╭─ Information provided

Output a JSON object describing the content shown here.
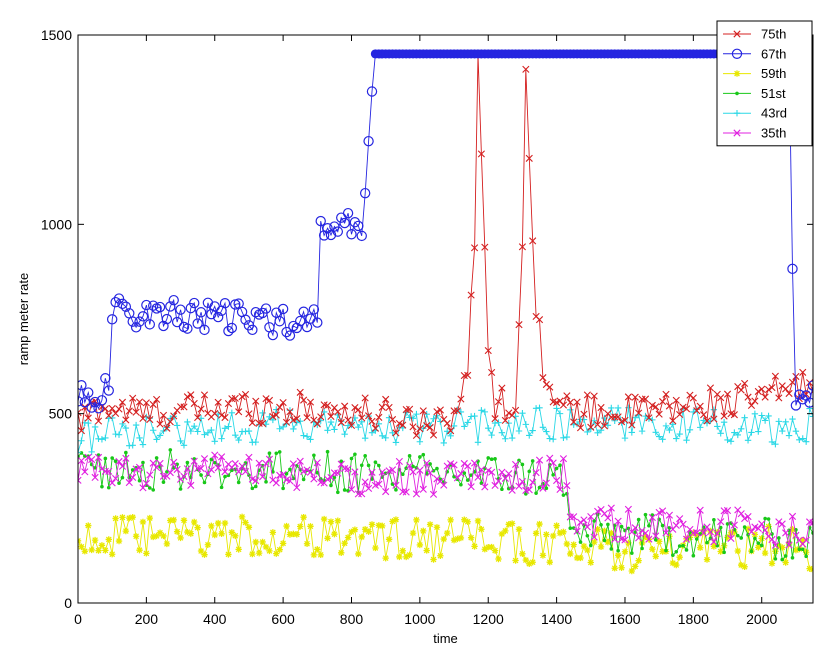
{
  "chart_data": {
    "type": "line",
    "title": "",
    "xlabel": "time",
    "ylabel": "ramp meter rate",
    "xlim": [
      0,
      2150
    ],
    "ylim": [
      0,
      1500
    ],
    "xticks": [
      0,
      200,
      400,
      600,
      800,
      1000,
      1200,
      1400,
      1600,
      1800,
      2000
    ],
    "yticks": [
      0,
      500,
      1000,
      1500
    ],
    "grid": false,
    "legend_position": "top-right",
    "series": [
      {
        "name": "75th",
        "color": "#d42020",
        "marker": "x",
        "keypoints": [
          [
            0,
            470
          ],
          [
            60,
            520
          ],
          [
            200,
            500
          ],
          [
            350,
            510
          ],
          [
            500,
            520
          ],
          [
            700,
            510
          ],
          [
            850,
            500
          ],
          [
            1000,
            480
          ],
          [
            1100,
            500
          ],
          [
            1140,
            600
          ],
          [
            1160,
            950
          ],
          [
            1170,
            1420
          ],
          [
            1180,
            1200
          ],
          [
            1200,
            700
          ],
          [
            1220,
            530
          ],
          [
            1280,
            520
          ],
          [
            1300,
            900
          ],
          [
            1310,
            1430
          ],
          [
            1325,
            1100
          ],
          [
            1340,
            800
          ],
          [
            1360,
            640
          ],
          [
            1380,
            560
          ],
          [
            1400,
            510
          ],
          [
            1600,
            500
          ],
          [
            1800,
            520
          ],
          [
            2000,
            540
          ],
          [
            2100,
            580
          ],
          [
            2150,
            560
          ]
        ],
        "noise": 45
      },
      {
        "name": "67th",
        "color": "#2525e0",
        "marker": "o",
        "keypoints": [
          [
            0,
            560
          ],
          [
            30,
            540
          ],
          [
            90,
            560
          ],
          [
            100,
            770
          ],
          [
            300,
            760
          ],
          [
            500,
            750
          ],
          [
            700,
            740
          ],
          [
            710,
            1000
          ],
          [
            830,
            1000
          ],
          [
            840,
            1060
          ],
          [
            850,
            1200
          ],
          [
            860,
            1390
          ],
          [
            870,
            1450
          ],
          [
            2080,
            1450
          ],
          [
            2090,
            860
          ],
          [
            2100,
            520
          ],
          [
            2150,
            560
          ]
        ],
        "noise": 40,
        "flat_range": [
          870,
          2080
        ]
      },
      {
        "name": "59th",
        "color": "#e8e800",
        "marker": "*",
        "keypoints": [
          [
            0,
            170
          ],
          [
            300,
            175
          ],
          [
            600,
            175
          ],
          [
            900,
            170
          ],
          [
            1200,
            165
          ],
          [
            1450,
            150
          ],
          [
            1700,
            130
          ],
          [
            2000,
            150
          ],
          [
            2150,
            140
          ]
        ],
        "noise": 55
      },
      {
        "name": "51st",
        "color": "#18c818",
        "marker": ".",
        "keypoints": [
          [
            0,
            360
          ],
          [
            300,
            350
          ],
          [
            600,
            350
          ],
          [
            900,
            340
          ],
          [
            1200,
            340
          ],
          [
            1420,
            330
          ],
          [
            1440,
            180
          ],
          [
            1700,
            180
          ],
          [
            2000,
            170
          ],
          [
            2150,
            160
          ]
        ],
        "noise": 55
      },
      {
        "name": "43rd",
        "color": "#2ad8e6",
        "marker": "+",
        "keypoints": [
          [
            0,
            440
          ],
          [
            300,
            460
          ],
          [
            600,
            470
          ],
          [
            900,
            460
          ],
          [
            1200,
            470
          ],
          [
            1500,
            480
          ],
          [
            1800,
            470
          ],
          [
            2000,
            460
          ],
          [
            2150,
            470
          ]
        ],
        "noise": 45
      },
      {
        "name": "35th",
        "color": "#e020e0",
        "marker": "x",
        "keypoints": [
          [
            0,
            340
          ],
          [
            300,
            350
          ],
          [
            600,
            340
          ],
          [
            900,
            330
          ],
          [
            1200,
            330
          ],
          [
            1420,
            340
          ],
          [
            1440,
            210
          ],
          [
            1700,
            210
          ],
          [
            2000,
            200
          ],
          [
            2150,
            190
          ]
        ],
        "noise": 45
      }
    ]
  }
}
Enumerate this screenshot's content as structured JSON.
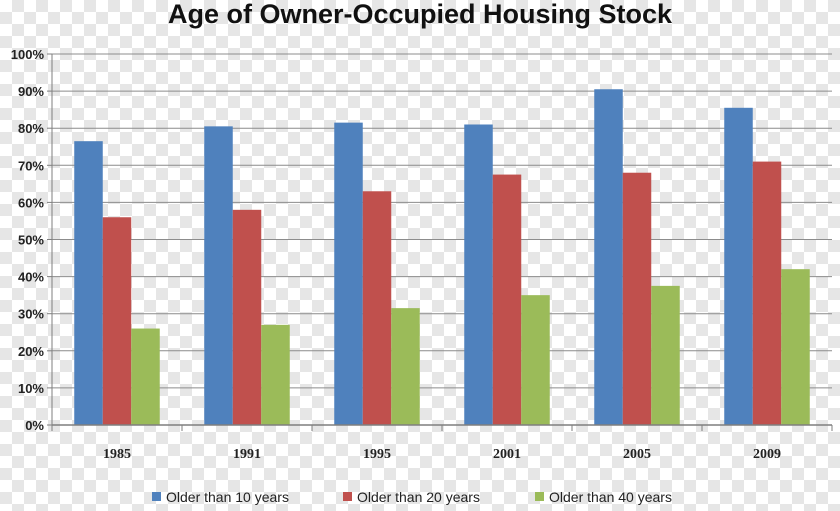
{
  "chart_data": {
    "type": "bar",
    "title": "Age of Owner-Occupied Housing Stock",
    "xlabel": "",
    "ylabel": "",
    "categories": [
      "1985",
      "1991",
      "1995",
      "2001",
      "2005",
      "2009"
    ],
    "series": [
      {
        "name": "Older than 10 years",
        "color": "#4f81bd",
        "values": [
          76.5,
          80.5,
          81.5,
          81,
          90.5,
          85.5
        ]
      },
      {
        "name": "Older than 20 years",
        "color": "#c0504d",
        "values": [
          56,
          58,
          63,
          67.5,
          68,
          71
        ]
      },
      {
        "name": "Older than 40 years",
        "color": "#9bbb59",
        "values": [
          26,
          27,
          31.5,
          35,
          37.5,
          42
        ]
      }
    ],
    "ylim": [
      0,
      100
    ],
    "yticks": [
      "0%",
      "10%",
      "20%",
      "30%",
      "40%",
      "50%",
      "60%",
      "70%",
      "80%",
      "90%",
      "100%"
    ],
    "grid": true,
    "legend_position": "bottom"
  }
}
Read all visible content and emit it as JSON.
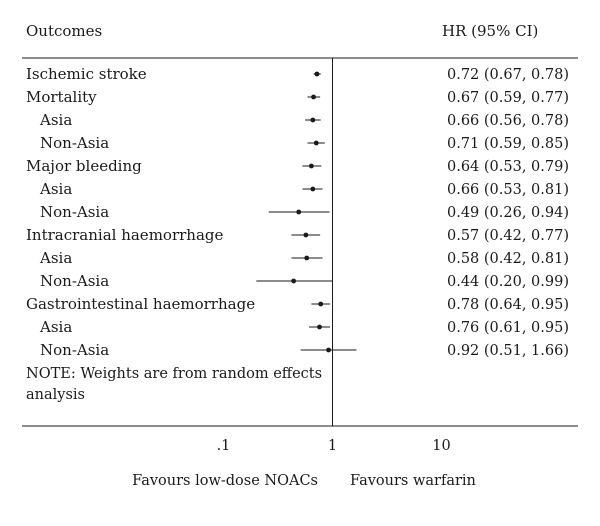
{
  "chart_data": {
    "type": "forest",
    "scale": "log",
    "x_reference": 1,
    "xlim": [
      0.05,
      50
    ],
    "header": {
      "label_column": "Outcomes",
      "value_column": "HR (95% CI)"
    },
    "rows": [
      {
        "label": "Ischemic stroke",
        "indent": false,
        "hr": 0.72,
        "lo": 0.67,
        "hi": 0.78,
        "text": "0.72 (0.67, 0.78)"
      },
      {
        "label": "Mortality",
        "indent": false,
        "hr": 0.67,
        "lo": 0.59,
        "hi": 0.77,
        "text": "0.67 (0.59, 0.77)"
      },
      {
        "label": "Asia",
        "indent": true,
        "hr": 0.66,
        "lo": 0.56,
        "hi": 0.78,
        "text": "0.66 (0.56, 0.78)"
      },
      {
        "label": "Non-Asia",
        "indent": true,
        "hr": 0.71,
        "lo": 0.59,
        "hi": 0.85,
        "text": "0.71 (0.59, 0.85)"
      },
      {
        "label": "Major bleeding",
        "indent": false,
        "hr": 0.64,
        "lo": 0.53,
        "hi": 0.79,
        "text": "0.64 (0.53, 0.79)"
      },
      {
        "label": "Asia",
        "indent": true,
        "hr": 0.66,
        "lo": 0.53,
        "hi": 0.81,
        "text": "0.66 (0.53, 0.81)"
      },
      {
        "label": "Non-Asia",
        "indent": true,
        "hr": 0.49,
        "lo": 0.26,
        "hi": 0.94,
        "text": "0.49 (0.26, 0.94)"
      },
      {
        "label": "Intracranial haemorrhage",
        "indent": false,
        "hr": 0.57,
        "lo": 0.42,
        "hi": 0.77,
        "text": "0.57 (0.42, 0.77)"
      },
      {
        "label": "Asia",
        "indent": true,
        "hr": 0.58,
        "lo": 0.42,
        "hi": 0.81,
        "text": "0.58 (0.42, 0.81)"
      },
      {
        "label": "Non-Asia",
        "indent": true,
        "hr": 0.44,
        "lo": 0.2,
        "hi": 0.99,
        "text": "0.44 (0.20, 0.99)"
      },
      {
        "label": "Gastrointestinal haemorrhage",
        "indent": false,
        "hr": 0.78,
        "lo": 0.64,
        "hi": 0.95,
        "text": "0.78 (0.64, 0.95)"
      },
      {
        "label": "Asia",
        "indent": true,
        "hr": 0.76,
        "lo": 0.61,
        "hi": 0.95,
        "text": "0.76 (0.61, 0.95)"
      },
      {
        "label": "Non-Asia",
        "indent": true,
        "hr": 0.92,
        "lo": 0.51,
        "hi": 1.66,
        "text": "0.92 (0.51, 1.66)"
      }
    ],
    "note": [
      "NOTE: Weights are from random effects",
      "analysis"
    ],
    "x_ticks": [
      {
        "value": 0.1,
        "label": ".1"
      },
      {
        "value": 1,
        "label": "1"
      },
      {
        "value": 10,
        "label": "10"
      }
    ],
    "favours_left": "Favours low-dose NOACs",
    "favours_right": "Favours warfarin",
    "colors": {
      "ink": "#1a1a1a"
    }
  }
}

╰─

# What is needed
Scan the listing above and identify each line holding the string "title"; copy every such line.

# Output of the exercise
    "title": "",
    "title": "Age of Owner-Occupied Housing Stock",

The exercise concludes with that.